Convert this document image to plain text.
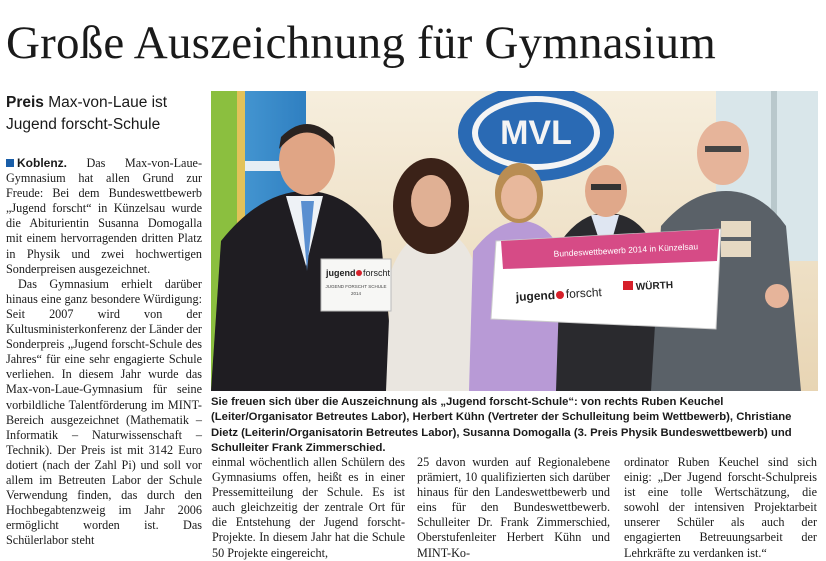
Große Auszeichnung für Gymnasium
Preis Max-von-Laue ist Jugend forscht-Schule

Koblenz. Das Max-von-Laue-Gymnasium hat allen Grund zur Freude: Bei dem Bundeswettbewerb „Jugend forscht“ in Künzelsau wurde die Abiturientin Susanna Domogalla mit einem hervorragenden dritten Platz in Physik und zwei hochwertigen Sonderpreisen ausgezeichnet.

Das Gymnasium erhielt darüber hinaus eine ganz besondere Würdigung: Seit 2007 wird von der Kultusministerkonferenz der Länder der Sonderpreis „Jugend forscht-Schule des Jahres“ für eine sehr engagierte Schule verliehen. In diesem Jahr wurde das Max-von-Laue-Gymnasium für seine vorbildliche Talentförderung im MINT-Bereich ausgezeichnet (Mathematik – Informatik – Naturwissenschaft – Technik). Der Preis ist mit 3142 Euro dotiert (nach der Zahl Pi) und soll vor allem im Betreuten Labor der Schule Verwendung finden, das durch den Hochbegabtenzweig im Jahr 2006 ermöglicht worden ist. Das Schülerlabor steht

MVL
Bundeswettbewerb 2014 in Künzelsau
jugend forscht	WÜRTH
jugend forscht
JUGEND FORSCHT SCHULE
2014
Sie freuen sich über die Auszeichnung als „Jugend forscht-Schule“: von rechts Ruben Keuchel (Leiter/Organisator Betreutes Labor), Herbert Kühn (Vertreter der Schulleitung beim Wettbewerb), Christiane Dietz (Leiterin/Organisatorin Betreutes Labor), Susanna Domogalla (3. Preis Physik Bundeswettbewerb) und Schulleiter Frank Zimmerschied.

einmal wöchentlich allen Schülern des Gymnasiums offen, heißt es in einer Pressemitteilung der Schule. Es ist auch gleichzeitig der zentrale Ort für die Entstehung der Jugend forscht-Projekte. In diesem Jahr hat die Schule 50 Projekte eingereicht,

25 davon wurden auf Regionalebene prämiert, 10 qualifizierten sich darüber hinaus für den Landeswettbewerb und eins für den Bundeswettbewerb. Schulleiter Dr. Frank Zimmerschied, Oberstufenleiter Herbert Kühn und MINT-Ko-

ordinator Ruben Keuchel sind sich einig: „Der Jugend forscht-Schulpreis ist eine tolle Wertschätzung, die sowohl der intensiven Projektarbeit unserer Schüler als auch der engagierten Betreuungsarbeit der Lehrkräfte zu verdanken ist.“
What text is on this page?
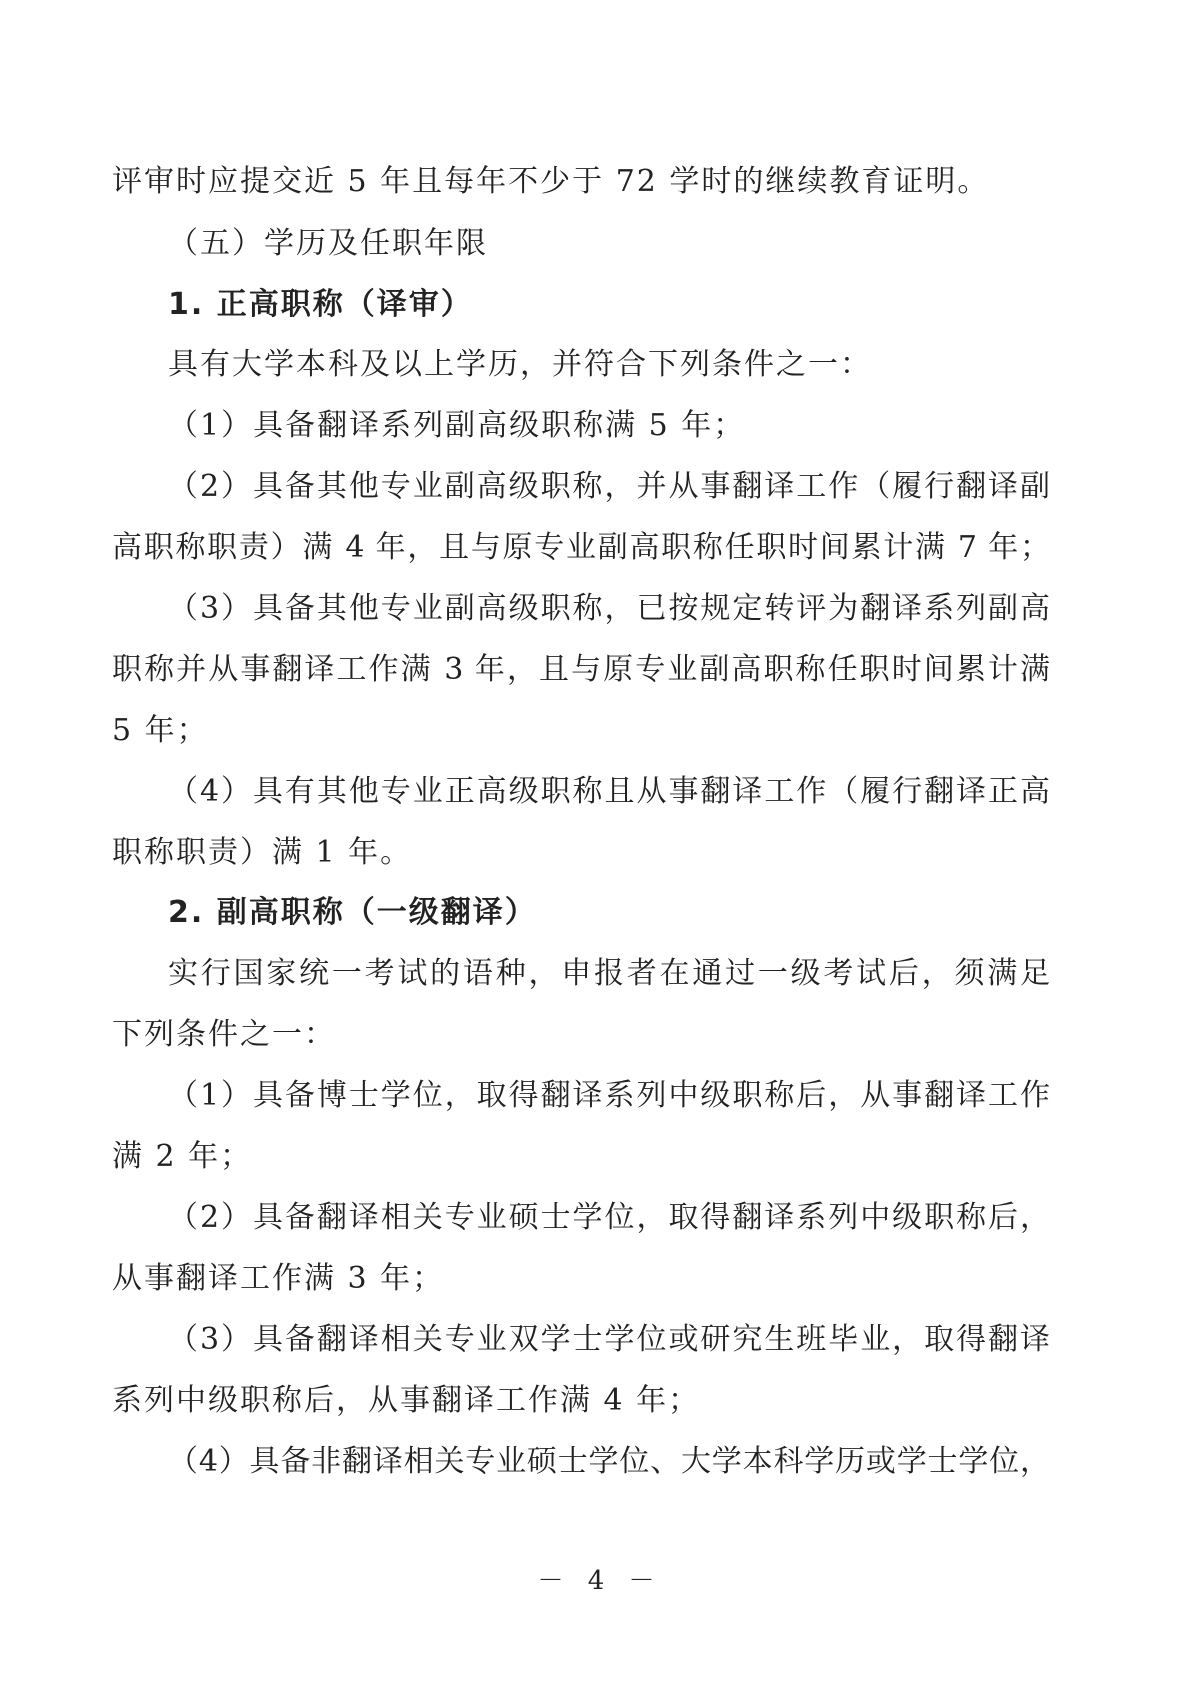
评审时应提交近 5 年且每年不少于 72 学时的继续教育证明。

（五）学历及任职年限

1. 正高职称（译审）

具有大学本科及以上学历，并符合下列条件之一：

（1）具备翻译系列副高级职称满 5 年；

（2）具备其他专业副高级职称，并从事翻译工作（履行翻译副

高职称职责）满 4 年，且与原专业副高职称任职时间累计满 7 年；

（3）具备其他专业副高级职称，已按规定转评为翻译系列副高

职称并从事翻译工作满 3 年，且与原专业副高职称任职时间累计满

5 年；

（4）具有其他专业正高级职称且从事翻译工作（履行翻译正高

职称职责）满 1 年。

2. 副高职称（一级翻译）

实行国家统一考试的语种，申报者在通过一级考试后，须满足

下列条件之一：

（1）具备博士学位，取得翻译系列中级职称后，从事翻译工作

满 2 年；

（2）具备翻译相关专业硕士学位，取得翻译系列中级职称后，

从事翻译工作满 3 年；

（3）具备翻译相关专业双学士学位或研究生班毕业，取得翻译

系列中级职称后，从事翻译工作满 4 年；

（4）具备非翻译相关专业硕士学位、大学本科学历或学士学位，

－ 4 －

OBJECTIVE: Pictures don't belong in the copy. Transcribe every record exactly as it appears.

EXERCISE ANSWER:
Convert this document image to plain text.
Große Auszeichnung für Gymnasium
Preis Max-von-Laue ist Jugend forscht-Schule

Koblenz. Das Max-von-Laue-Gymnasium hat allen Grund zur Freude: Bei dem Bundeswettbewerb „Jugend forscht“ in Künzelsau wurde die Abiturientin Susanna Domogalla mit einem hervorragenden dritten Platz in Physik und zwei hochwertigen Sonderpreisen ausgezeichnet.

Das Gymnasium erhielt darüber hinaus eine ganz besondere Würdigung: Seit 2007 wird von der Kultusministerkonferenz der Länder der Sonderpreis „Jugend forscht-Schule des Jahres“ für eine sehr engagierte Schule verliehen. In diesem Jahr wurde das Max-von-Laue-Gymnasium für seine vorbildliche Talentförderung im MINT-Bereich ausgezeichnet (Mathematik – Informatik – Naturwissenschaft – Technik). Der Preis ist mit 3142 Euro dotiert (nach der Zahl Pi) und soll vor allem im Betreuten Labor der Schule Verwendung finden, das durch den Hochbegabtenzweig im Jahr 2006 ermöglicht worden ist. Das Schülerlabor steht

MVL
Bundeswettbewerb 2014 in Künzelsau
jugend forscht	WÜRTH
jugend forscht
JUGEND FORSCHT SCHULE
2014
Sie freuen sich über die Auszeichnung als „Jugend forscht-Schule“: von rechts Ruben Keuchel (Leiter/Organisator Betreutes Labor), Herbert Kühn (Vertreter der Schulleitung beim Wettbewerb), Christiane Dietz (Leiterin/Organisatorin Betreutes Labor), Susanna Domogalla (3. Preis Physik Bundeswettbewerb) und Schulleiter Frank Zimmerschied.

einmal wöchentlich allen Schülern des Gymnasiums offen, heißt es in einer Pressemitteilung der Schule. Es ist auch gleichzeitig der zentrale Ort für die Entstehung der Jugend forscht-Projekte. In diesem Jahr hat die Schule 50 Projekte eingereicht,

25 davon wurden auf Regionalebene prämiert, 10 qualifizierten sich darüber hinaus für den Landeswettbewerb und eins für den Bundeswettbewerb. Schulleiter Dr. Frank Zimmerschied, Oberstufenleiter Herbert Kühn und MINT-Ko-

ordinator Ruben Keuchel sind sich einig: „Der Jugend forscht-Schulpreis ist eine tolle Wertschätzung, die sowohl der intensiven Projektarbeit unserer Schüler als auch der engagierten Betreuungsarbeit der Lehrkräfte zu verdanken ist.“
What text is on this page?
评审时应提交近 5 年且每年不少于 72 学时的继续教育证明。

（五）学历及任职年限

1. 正高职称（译审）

具有大学本科及以上学历，并符合下列条件之一：

（1）具备翻译系列副高级职称满 5 年；

（2）具备其他专业副高级职称，并从事翻译工作（履行翻译副

高职称职责）满 4 年，且与原专业副高职称任职时间累计满 7 年；

（3）具备其他专业副高级职称，已按规定转评为翻译系列副高

职称并从事翻译工作满 3 年，且与原专业副高职称任职时间累计满

5 年；

（4）具有其他专业正高级职称且从事翻译工作（履行翻译正高

职称职责）满 1 年。

2. 副高职称（一级翻译）

实行国家统一考试的语种，申报者在通过一级考试后，须满足

下列条件之一：

（1）具备博士学位，取得翻译系列中级职称后，从事翻译工作

满 2 年；

（2）具备翻译相关专业硕士学位，取得翻译系列中级职称后，

从事翻译工作满 3 年；

（3）具备翻译相关专业双学士学位或研究生班毕业，取得翻译

系列中级职称后，从事翻译工作满 4 年；

（4）具备非翻译相关专业硕士学位、大学本科学历或学士学位，

－ 4 －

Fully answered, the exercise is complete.